GIVEN REQUEST
Write out every entry exactly as it appears.

DATA EXTRACT
=-=-=

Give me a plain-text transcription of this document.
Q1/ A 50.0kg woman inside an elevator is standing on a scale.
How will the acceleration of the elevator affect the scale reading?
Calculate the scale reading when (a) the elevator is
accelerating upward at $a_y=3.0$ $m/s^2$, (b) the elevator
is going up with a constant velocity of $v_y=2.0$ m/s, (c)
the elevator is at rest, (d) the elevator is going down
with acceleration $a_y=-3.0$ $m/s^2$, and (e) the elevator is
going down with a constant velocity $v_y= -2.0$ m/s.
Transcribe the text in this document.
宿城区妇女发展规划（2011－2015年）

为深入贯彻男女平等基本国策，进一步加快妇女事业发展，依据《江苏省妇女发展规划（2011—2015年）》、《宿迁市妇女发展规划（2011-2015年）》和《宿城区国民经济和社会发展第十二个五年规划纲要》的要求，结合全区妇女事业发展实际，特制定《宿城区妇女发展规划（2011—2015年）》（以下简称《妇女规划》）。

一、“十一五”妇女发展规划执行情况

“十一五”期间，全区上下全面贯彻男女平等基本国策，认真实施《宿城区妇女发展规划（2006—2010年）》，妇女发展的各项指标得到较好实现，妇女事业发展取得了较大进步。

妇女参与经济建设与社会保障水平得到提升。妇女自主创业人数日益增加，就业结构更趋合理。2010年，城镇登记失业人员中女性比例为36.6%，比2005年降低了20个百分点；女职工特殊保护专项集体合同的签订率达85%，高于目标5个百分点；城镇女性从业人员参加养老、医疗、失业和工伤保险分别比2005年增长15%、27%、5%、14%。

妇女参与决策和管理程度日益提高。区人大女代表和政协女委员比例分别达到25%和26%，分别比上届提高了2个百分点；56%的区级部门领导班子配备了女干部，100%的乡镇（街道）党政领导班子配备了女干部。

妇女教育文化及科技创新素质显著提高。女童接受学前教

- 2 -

=-=-=

SOLUTION FOR THIS PROBLEM
Give me a plain-text transcription of this document.
Q1/ A 50.0kg woman inside an elevator is standing on a scale.
How will the acceleration of the elevator affect the scale reading?
Calculate the scale reading when (a) the elevator is
accelerating upward at $a_y=3.0$ $m/s^2$, (b) the elevator
is going up with a constant velocity of $v_y=2.0$ m/s, (c)
the elevator is at rest, (d) the elevator is going down
with acceleration $a_y=-3.0$ $m/s^2$, and (e) the elevator is
going down with a constant velocity $v_y= -2.0$ m/s.
Transcribe the text in this document.
宿城区妇女发展规划（2011－2015年）

为深入贯彻男女平等基本国策，进一步加快妇女事业发展，依据《江苏省妇女发展规划（2011—2015年）》、《宿迁市妇女发展规划（2011-2015年）》和《宿城区国民经济和社会发展第十二个五年规划纲要》的要求，结合全区妇女事业发展实际，特制定《宿城区妇女发展规划（2011—2015年）》（以下简称《妇女规划》）。

一、“十一五”妇女发展规划执行情况

“十一五”期间，全区上下全面贯彻男女平等基本国策，认真实施《宿城区妇女发展规划（2006—2010年）》，妇女发展的各项指标得到较好实现，妇女事业发展取得了较大进步。

妇女参与经济建设与社会保障水平得到提升。妇女自主创业人数日益增加，就业结构更趋合理。2010年，城镇登记失业人员中女性比例为36.6%，比2005年降低了20个百分点；女职工特殊保护专项集体合同的签订率达85%，高于目标5个百分点；城镇女性从业人员参加养老、医疗、失业和工伤保险分别比2005年增长15%、27%、5%、14%。

妇女参与决策和管理程度日益提高。区人大女代表和政协女委员比例分别达到25%和26%，分别比上届提高了2个百分点；56%的区级部门领导班子配备了女干部，100%的乡镇（街道）党政领导班子配备了女干部。

妇女教育文化及科技创新素质显著提高。女童接受学前教

- 2 -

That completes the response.